Set exercise:
Below is a listing. Gather each line of it that contains "линии".

Recorded information:
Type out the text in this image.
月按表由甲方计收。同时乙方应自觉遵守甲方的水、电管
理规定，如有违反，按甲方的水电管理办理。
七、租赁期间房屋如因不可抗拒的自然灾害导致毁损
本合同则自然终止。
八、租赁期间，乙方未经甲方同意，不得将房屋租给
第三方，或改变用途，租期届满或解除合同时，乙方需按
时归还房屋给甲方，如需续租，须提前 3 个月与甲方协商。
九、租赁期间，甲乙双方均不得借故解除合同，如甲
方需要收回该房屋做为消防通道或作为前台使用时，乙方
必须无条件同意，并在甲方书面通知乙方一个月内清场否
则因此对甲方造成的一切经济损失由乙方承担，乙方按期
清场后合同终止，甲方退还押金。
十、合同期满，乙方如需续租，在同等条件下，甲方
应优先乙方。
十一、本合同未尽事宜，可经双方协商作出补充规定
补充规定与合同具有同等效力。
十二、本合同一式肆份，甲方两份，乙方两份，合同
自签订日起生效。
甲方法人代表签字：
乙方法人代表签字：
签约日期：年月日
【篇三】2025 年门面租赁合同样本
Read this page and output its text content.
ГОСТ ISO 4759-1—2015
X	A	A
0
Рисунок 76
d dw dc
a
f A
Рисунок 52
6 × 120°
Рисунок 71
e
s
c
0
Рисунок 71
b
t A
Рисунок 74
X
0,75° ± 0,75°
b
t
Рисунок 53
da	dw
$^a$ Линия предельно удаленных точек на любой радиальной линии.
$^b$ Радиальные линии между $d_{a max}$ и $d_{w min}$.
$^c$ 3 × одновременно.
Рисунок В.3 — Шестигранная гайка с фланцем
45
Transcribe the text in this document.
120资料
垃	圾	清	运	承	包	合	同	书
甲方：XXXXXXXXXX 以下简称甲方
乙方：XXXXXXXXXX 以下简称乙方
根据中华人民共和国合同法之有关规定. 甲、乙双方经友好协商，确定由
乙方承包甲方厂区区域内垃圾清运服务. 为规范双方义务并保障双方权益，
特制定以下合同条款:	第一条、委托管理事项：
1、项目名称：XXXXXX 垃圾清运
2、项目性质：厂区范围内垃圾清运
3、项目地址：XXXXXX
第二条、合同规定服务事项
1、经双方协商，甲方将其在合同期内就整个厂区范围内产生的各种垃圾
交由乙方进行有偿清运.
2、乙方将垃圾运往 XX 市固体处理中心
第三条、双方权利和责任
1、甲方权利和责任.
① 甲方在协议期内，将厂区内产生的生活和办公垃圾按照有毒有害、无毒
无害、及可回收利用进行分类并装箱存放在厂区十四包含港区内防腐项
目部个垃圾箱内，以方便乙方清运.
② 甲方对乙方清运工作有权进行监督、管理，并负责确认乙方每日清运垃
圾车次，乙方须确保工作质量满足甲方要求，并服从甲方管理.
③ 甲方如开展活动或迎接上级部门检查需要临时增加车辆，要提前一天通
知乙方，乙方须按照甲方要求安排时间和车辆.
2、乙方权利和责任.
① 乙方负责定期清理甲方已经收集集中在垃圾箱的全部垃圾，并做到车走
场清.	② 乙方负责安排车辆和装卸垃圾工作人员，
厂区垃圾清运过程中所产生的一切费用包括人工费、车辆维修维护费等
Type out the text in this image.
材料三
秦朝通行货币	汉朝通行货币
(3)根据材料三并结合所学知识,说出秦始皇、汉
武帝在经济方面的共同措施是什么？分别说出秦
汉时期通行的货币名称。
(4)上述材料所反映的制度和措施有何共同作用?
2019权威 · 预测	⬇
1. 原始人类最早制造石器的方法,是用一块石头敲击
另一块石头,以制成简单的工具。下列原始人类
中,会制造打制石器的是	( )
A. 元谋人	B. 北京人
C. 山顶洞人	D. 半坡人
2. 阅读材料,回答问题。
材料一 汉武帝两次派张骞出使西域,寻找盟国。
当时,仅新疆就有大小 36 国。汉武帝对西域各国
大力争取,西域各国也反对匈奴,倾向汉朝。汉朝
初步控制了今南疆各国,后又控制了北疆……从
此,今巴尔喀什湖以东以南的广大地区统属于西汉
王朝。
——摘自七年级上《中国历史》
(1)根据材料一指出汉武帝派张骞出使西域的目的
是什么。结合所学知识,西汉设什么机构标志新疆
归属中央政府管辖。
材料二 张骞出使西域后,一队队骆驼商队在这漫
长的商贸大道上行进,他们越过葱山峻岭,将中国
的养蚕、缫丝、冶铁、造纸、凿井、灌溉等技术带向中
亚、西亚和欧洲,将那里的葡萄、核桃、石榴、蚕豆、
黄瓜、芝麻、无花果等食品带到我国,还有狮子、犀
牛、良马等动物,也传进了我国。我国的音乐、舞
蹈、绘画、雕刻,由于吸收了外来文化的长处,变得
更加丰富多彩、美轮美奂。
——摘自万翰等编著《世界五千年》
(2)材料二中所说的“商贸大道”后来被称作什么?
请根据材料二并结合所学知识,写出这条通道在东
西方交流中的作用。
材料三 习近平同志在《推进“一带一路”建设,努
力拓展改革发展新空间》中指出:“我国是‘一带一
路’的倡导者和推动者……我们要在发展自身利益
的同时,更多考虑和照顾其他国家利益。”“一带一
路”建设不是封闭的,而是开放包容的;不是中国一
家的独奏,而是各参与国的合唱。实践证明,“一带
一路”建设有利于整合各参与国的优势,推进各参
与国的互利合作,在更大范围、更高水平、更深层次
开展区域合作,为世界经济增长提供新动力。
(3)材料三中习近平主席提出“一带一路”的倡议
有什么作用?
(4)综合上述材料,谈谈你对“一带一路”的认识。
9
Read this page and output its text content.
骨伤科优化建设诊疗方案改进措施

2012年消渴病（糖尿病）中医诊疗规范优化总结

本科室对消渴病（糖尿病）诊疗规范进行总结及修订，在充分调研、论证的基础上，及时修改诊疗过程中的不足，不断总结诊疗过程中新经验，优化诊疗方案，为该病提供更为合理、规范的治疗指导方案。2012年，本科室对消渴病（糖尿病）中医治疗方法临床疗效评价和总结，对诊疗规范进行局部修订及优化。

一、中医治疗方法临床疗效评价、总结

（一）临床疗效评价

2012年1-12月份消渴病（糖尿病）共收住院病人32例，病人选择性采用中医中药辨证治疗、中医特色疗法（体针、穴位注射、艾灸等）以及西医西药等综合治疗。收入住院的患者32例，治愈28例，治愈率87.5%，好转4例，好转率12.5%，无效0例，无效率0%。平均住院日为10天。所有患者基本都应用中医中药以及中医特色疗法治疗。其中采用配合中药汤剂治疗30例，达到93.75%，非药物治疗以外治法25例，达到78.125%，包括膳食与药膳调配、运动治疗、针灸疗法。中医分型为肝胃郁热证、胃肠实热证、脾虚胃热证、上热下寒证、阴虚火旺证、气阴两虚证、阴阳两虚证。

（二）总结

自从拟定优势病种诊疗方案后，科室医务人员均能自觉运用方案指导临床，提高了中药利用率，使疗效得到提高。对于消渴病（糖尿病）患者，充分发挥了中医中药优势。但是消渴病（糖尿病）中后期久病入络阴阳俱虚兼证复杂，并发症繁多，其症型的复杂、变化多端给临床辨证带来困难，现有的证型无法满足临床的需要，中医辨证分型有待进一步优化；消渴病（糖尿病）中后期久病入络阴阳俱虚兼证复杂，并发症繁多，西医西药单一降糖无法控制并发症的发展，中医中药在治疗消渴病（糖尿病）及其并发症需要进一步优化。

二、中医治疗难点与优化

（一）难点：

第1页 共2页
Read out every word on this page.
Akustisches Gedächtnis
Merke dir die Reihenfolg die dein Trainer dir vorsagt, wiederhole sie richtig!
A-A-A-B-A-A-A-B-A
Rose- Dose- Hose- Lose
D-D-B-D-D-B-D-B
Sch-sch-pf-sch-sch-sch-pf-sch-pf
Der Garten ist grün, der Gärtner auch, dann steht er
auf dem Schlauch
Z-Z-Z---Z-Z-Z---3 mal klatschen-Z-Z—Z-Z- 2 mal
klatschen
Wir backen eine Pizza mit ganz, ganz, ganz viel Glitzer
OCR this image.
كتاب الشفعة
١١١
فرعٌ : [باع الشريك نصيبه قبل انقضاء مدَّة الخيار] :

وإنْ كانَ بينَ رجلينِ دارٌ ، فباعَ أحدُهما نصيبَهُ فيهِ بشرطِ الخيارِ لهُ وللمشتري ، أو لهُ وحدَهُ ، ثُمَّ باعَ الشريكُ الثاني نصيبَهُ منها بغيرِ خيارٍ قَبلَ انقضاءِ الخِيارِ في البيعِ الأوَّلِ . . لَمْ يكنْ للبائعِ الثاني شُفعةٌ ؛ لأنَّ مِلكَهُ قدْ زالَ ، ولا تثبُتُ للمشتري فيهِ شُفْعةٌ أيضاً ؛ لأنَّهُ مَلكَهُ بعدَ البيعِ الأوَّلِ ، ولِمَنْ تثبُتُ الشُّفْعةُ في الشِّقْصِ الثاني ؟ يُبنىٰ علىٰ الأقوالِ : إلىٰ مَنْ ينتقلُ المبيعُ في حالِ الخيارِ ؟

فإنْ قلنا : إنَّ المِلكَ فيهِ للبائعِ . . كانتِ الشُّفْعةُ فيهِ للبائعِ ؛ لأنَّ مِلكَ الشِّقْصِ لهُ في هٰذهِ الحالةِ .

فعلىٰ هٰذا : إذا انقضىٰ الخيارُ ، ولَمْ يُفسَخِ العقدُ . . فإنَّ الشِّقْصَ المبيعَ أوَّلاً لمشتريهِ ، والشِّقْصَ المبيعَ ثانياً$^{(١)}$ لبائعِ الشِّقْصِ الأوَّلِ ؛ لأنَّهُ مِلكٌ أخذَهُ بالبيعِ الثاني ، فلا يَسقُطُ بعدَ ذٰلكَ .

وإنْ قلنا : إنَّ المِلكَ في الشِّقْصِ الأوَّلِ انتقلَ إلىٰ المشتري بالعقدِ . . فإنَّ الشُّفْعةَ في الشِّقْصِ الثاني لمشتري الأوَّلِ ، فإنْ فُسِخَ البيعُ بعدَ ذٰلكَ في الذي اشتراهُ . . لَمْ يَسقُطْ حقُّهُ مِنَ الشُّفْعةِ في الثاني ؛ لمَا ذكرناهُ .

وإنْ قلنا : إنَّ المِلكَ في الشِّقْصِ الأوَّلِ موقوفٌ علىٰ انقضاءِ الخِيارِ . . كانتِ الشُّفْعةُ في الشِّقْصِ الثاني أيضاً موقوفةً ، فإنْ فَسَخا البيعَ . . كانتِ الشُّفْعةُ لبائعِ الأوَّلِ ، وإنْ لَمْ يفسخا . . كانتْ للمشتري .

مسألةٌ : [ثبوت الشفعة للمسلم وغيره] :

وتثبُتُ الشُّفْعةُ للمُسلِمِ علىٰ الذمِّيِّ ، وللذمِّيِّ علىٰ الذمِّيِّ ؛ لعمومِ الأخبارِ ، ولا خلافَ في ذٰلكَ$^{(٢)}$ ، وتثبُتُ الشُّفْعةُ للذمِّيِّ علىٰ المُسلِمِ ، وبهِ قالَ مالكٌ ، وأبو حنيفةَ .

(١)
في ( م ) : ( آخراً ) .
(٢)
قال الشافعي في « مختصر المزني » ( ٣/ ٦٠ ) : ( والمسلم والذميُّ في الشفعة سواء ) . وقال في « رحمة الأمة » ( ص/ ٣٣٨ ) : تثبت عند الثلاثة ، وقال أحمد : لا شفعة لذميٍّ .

Answer below:
$^a$ Линия предельно удаленных точек на любой радиальной линии.
$^b$ Радиальные линии между $d_{a max}$ и $d_{w min}$.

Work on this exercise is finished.